**WRITTEN EXERCISE**: Every record must be transcribed in its entirety, apart from the images, which are to be omitted.

------------------------

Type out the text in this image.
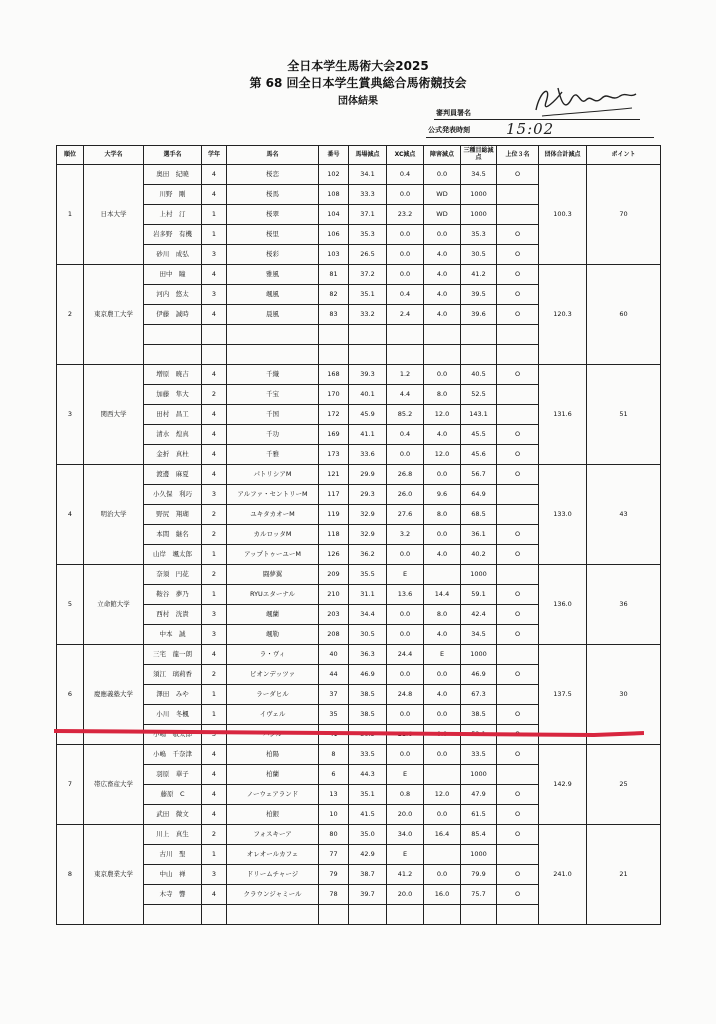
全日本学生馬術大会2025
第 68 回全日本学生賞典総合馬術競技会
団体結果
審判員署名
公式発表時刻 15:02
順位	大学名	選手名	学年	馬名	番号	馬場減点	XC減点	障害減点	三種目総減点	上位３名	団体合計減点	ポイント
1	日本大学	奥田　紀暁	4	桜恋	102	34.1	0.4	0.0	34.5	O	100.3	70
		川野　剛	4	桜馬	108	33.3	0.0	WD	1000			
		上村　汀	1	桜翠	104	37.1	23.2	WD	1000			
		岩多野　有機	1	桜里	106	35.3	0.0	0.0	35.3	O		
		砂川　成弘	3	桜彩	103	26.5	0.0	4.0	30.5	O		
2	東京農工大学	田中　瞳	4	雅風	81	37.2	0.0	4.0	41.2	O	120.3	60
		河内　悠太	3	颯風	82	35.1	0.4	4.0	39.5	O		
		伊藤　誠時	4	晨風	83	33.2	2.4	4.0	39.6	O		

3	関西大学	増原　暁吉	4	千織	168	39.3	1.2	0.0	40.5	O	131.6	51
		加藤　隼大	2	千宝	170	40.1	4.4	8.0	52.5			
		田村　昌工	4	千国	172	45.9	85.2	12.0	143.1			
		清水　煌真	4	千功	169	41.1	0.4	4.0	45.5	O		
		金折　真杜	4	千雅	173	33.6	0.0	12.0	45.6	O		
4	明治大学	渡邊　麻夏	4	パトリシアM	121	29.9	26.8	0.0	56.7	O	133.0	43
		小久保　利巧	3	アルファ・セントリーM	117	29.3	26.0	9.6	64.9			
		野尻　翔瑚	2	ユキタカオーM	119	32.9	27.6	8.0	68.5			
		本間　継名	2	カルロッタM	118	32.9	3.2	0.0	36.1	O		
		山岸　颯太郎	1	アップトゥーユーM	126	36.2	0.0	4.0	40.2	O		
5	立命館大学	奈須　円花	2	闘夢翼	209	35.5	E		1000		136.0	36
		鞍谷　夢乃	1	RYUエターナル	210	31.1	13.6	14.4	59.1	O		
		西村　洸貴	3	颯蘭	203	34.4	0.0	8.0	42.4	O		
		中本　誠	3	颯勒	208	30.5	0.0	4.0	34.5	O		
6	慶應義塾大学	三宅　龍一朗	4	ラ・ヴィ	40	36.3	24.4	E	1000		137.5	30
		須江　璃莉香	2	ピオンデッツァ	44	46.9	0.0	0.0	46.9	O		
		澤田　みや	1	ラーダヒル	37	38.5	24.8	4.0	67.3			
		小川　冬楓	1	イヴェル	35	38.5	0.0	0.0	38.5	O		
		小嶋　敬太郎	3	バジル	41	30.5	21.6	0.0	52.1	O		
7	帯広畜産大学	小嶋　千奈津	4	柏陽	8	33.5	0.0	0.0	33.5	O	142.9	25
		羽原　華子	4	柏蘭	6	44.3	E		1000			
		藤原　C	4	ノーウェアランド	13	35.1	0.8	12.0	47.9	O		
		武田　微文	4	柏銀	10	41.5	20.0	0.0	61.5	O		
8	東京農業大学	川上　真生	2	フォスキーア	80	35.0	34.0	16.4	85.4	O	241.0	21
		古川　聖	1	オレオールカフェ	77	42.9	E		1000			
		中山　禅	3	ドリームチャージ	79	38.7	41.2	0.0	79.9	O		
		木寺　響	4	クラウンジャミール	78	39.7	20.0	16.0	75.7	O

------------------------

**RESULT OF THE EXERCISE**:
Type out the text in this image.
全日本学生馬術大会2025
第 68 回全日本学生賞典総合馬術競技会
団体結果
審判員署名
公式発表時刻 15:02
順位	大学名	選手名	学年	馬名	番号	馬場減点	XC減点	障害減点	三種目総減点	上位３名	団体合計減点	ポイント
1	日本大学	奥田　紀暁	4	桜恋	102	34.1	0.4	0.0	34.5	O	100.3	70
		川野　剛	4	桜馬	108	33.3	0.0	WD	1000			
		上村　汀	1	桜翠	104	37.1	23.2	WD	1000			
		岩多野　有機	1	桜里	106	35.3	0.0	0.0	35.3	O		
		砂川　成弘	3	桜彩	103	26.5	0.0	4.0	30.5	O		
2	東京農工大学	田中　瞳	4	雅風	81	37.2	0.0	4.0	41.2	O	120.3	60
		河内　悠太	3	颯風	82	35.1	0.4	4.0	39.5	O		
		伊藤　誠時	4	晨風	83	33.2	2.4	4.0	39.6	O		

3	関西大学	増原　暁吉	4	千織	168	39.3	1.2	0.0	40.5	O	131.6	51
		加藤　隼大	2	千宝	170	40.1	4.4	8.0	52.5			
		田村　昌工	4	千国	172	45.9	85.2	12.0	143.1			
		清水　煌真	4	千功	169	41.1	0.4	4.0	45.5	O		
		金折　真杜	4	千雅	173	33.6	0.0	12.0	45.6	O		
4	明治大学	渡邊　麻夏	4	パトリシアM	121	29.9	26.8	0.0	56.7	O	133.0	43
		小久保　利巧	3	アルファ・セントリーM	117	29.3	26.0	9.6	64.9			
		野尻　翔瑚	2	ユキタカオーM	119	32.9	27.6	8.0	68.5			
		本間　継名	2	カルロッタM	118	32.9	3.2	0.0	36.1	O		
		山岸　颯太郎	1	アップトゥーユーM	126	36.2	0.0	4.0	40.2	O		
5	立命館大学	奈須　円花	2	闘夢翼	209	35.5	E		1000		136.0	36
		鞍谷　夢乃	1	RYUエターナル	210	31.1	13.6	14.4	59.1	O		
		西村　洸貴	3	颯蘭	203	34.4	0.0	8.0	42.4	O		
		中本　誠	3	颯勒	208	30.5	0.0	4.0	34.5	O		
6	慶應義塾大学	三宅　龍一朗	4	ラ・ヴィ	40	36.3	24.4	E	1000		137.5	30
		須江　璃莉香	2	ピオンデッツァ	44	46.9	0.0	0.0	46.9	O		
		澤田　みや	1	ラーダヒル	37	38.5	24.8	4.0	67.3			
		小川　冬楓	1	イヴェル	35	38.5	0.0	0.0	38.5	O		
		小嶋　敬太郎	3	バジル	41	30.5	21.6	0.0	52.1	O		
7	帯広畜産大学	小嶋　千奈津	4	柏陽	8	33.5	0.0	0.0	33.5	O	142.9	25
		羽原　華子	4	柏蘭	6	44.3	E		1000			
		藤原　C	4	ノーウェアランド	13	35.1	0.8	12.0	47.9	O		
		武田　微文	4	柏銀	10	41.5	20.0	0.0	61.5	O		
8	東京農業大学	川上　真生	2	フォスキーア	80	35.0	34.0	16.4	85.4	O	241.0	21
		古川　聖	1	オレオールカフェ	77	42.9	E		1000			
		中山　禅	3	ドリームチャージ	79	38.7	41.2	0.0	79.9	O		
		木寺　響	4	クラウンジャミール	78	39.7	20.0	16.0	75.7	O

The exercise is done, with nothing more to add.